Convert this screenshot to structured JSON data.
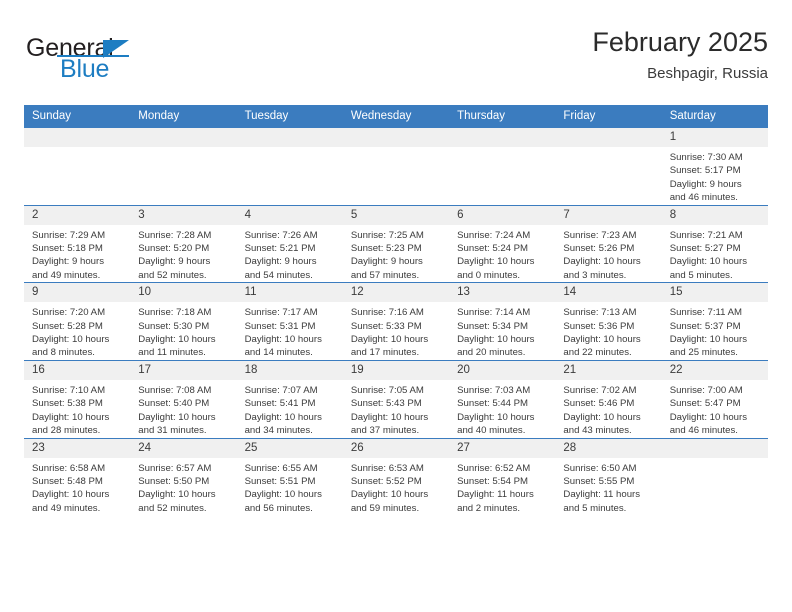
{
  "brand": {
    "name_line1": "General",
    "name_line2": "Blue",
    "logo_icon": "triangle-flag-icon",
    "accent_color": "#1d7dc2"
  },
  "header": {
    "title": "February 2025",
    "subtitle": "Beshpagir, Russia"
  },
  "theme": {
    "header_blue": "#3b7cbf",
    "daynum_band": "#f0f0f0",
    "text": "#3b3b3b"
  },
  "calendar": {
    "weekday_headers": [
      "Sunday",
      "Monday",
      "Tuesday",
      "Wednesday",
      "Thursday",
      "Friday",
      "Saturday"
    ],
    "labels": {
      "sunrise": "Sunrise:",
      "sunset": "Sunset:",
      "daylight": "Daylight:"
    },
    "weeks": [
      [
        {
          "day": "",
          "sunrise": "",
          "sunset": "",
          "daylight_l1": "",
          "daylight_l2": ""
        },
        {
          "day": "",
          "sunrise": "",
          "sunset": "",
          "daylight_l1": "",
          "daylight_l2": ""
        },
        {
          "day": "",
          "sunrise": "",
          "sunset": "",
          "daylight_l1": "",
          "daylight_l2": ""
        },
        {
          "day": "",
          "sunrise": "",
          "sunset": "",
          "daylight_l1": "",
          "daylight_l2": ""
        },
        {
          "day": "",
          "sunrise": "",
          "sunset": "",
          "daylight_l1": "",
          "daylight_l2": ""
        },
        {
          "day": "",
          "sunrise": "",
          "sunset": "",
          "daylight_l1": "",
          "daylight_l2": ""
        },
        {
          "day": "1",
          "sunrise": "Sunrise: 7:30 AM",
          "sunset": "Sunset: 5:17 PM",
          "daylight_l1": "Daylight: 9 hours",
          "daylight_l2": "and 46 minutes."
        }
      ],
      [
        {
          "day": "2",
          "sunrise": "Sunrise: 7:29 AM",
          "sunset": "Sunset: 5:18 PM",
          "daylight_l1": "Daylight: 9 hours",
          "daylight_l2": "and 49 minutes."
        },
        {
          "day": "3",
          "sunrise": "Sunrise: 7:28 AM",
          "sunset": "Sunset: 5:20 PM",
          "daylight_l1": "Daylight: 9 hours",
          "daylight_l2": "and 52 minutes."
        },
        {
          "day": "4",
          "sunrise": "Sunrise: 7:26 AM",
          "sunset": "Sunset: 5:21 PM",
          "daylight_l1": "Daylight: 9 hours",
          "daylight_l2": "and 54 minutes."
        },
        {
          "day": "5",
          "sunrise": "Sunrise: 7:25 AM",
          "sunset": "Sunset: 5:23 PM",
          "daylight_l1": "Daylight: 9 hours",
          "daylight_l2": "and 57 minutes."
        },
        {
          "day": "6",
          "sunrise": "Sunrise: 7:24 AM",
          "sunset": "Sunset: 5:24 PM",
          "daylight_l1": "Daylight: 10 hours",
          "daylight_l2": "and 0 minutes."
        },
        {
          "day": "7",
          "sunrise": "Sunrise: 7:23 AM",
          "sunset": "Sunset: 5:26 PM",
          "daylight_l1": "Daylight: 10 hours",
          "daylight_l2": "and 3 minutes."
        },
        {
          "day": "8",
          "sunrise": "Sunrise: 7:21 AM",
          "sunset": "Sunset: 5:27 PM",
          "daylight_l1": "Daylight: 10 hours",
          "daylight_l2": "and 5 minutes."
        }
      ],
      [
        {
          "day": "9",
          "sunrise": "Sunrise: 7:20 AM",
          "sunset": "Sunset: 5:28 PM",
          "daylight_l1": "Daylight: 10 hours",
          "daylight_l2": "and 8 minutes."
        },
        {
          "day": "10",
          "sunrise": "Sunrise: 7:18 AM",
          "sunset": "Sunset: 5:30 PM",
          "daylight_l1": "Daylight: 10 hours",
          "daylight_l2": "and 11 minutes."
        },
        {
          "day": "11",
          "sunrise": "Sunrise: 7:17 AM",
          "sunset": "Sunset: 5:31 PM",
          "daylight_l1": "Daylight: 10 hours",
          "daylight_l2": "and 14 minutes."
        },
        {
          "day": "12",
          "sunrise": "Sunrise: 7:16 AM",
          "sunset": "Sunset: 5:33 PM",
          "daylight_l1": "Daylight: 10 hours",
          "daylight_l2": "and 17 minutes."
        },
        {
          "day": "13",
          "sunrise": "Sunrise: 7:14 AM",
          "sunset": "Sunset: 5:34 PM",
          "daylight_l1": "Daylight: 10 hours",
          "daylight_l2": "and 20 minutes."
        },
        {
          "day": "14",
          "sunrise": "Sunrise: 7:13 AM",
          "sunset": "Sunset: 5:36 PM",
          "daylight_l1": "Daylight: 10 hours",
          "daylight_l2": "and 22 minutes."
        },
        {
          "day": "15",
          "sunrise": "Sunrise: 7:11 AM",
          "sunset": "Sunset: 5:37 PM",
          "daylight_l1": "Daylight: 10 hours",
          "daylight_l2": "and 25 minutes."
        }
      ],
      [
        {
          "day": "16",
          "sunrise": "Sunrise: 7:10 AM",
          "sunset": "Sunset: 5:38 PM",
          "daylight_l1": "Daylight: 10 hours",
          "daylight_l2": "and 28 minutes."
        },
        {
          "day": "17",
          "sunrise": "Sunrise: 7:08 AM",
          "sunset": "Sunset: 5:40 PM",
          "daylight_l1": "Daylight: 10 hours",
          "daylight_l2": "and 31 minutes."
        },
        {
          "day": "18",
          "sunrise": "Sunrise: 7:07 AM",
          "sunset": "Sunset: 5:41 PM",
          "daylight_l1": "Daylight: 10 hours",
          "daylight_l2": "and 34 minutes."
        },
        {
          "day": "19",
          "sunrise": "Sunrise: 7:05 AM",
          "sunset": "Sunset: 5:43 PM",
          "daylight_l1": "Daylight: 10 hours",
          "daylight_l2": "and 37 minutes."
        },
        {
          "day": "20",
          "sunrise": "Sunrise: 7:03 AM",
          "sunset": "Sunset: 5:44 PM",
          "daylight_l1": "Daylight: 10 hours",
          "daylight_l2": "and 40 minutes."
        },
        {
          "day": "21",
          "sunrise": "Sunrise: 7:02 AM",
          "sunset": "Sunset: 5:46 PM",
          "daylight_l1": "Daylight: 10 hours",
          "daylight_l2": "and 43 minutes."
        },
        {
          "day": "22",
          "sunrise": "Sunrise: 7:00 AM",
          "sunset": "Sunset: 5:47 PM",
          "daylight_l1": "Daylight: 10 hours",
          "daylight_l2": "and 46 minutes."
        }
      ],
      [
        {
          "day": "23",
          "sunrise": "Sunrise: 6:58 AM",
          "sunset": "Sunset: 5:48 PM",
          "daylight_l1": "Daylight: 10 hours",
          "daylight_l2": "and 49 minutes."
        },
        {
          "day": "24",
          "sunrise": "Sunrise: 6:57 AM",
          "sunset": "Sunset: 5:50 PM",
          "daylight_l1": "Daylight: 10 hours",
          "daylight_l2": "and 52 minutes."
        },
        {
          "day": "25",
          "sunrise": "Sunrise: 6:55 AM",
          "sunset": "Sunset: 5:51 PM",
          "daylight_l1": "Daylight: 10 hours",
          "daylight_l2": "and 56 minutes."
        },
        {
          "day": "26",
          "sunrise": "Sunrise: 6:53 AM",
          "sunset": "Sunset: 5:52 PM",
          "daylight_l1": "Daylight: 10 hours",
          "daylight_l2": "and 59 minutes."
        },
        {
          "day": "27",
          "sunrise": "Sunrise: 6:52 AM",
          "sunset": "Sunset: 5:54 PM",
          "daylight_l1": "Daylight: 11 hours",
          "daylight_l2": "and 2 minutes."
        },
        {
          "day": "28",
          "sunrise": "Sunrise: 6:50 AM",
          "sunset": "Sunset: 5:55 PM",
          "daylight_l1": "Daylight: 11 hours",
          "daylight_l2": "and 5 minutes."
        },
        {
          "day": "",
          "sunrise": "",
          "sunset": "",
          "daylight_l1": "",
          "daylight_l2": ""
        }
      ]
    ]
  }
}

+---+

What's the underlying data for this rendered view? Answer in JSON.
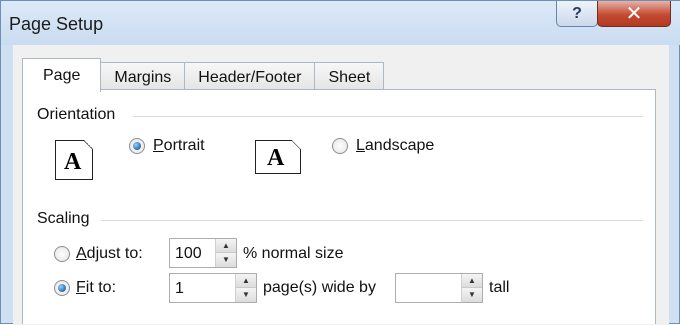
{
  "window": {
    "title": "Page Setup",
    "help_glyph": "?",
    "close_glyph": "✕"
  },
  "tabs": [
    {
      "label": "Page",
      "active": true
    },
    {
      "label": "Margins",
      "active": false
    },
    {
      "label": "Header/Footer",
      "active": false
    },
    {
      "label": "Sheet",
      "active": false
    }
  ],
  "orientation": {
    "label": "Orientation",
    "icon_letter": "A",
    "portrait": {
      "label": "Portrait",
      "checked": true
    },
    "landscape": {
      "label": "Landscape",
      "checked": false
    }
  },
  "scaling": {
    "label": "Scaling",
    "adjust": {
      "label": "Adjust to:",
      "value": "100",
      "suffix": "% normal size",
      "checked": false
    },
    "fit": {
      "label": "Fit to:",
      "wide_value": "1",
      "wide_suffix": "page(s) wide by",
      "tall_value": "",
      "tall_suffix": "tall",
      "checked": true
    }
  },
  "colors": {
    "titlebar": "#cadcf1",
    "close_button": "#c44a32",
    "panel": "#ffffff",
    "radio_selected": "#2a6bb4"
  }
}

+---+

▶ _Written instruction_: List every line in the records above that contains the word "data".

▶ _Solution for this exercise_:
Convert this screenshot to structured JSON data.
What's the underlying data for this rendered view? Answer in JSON.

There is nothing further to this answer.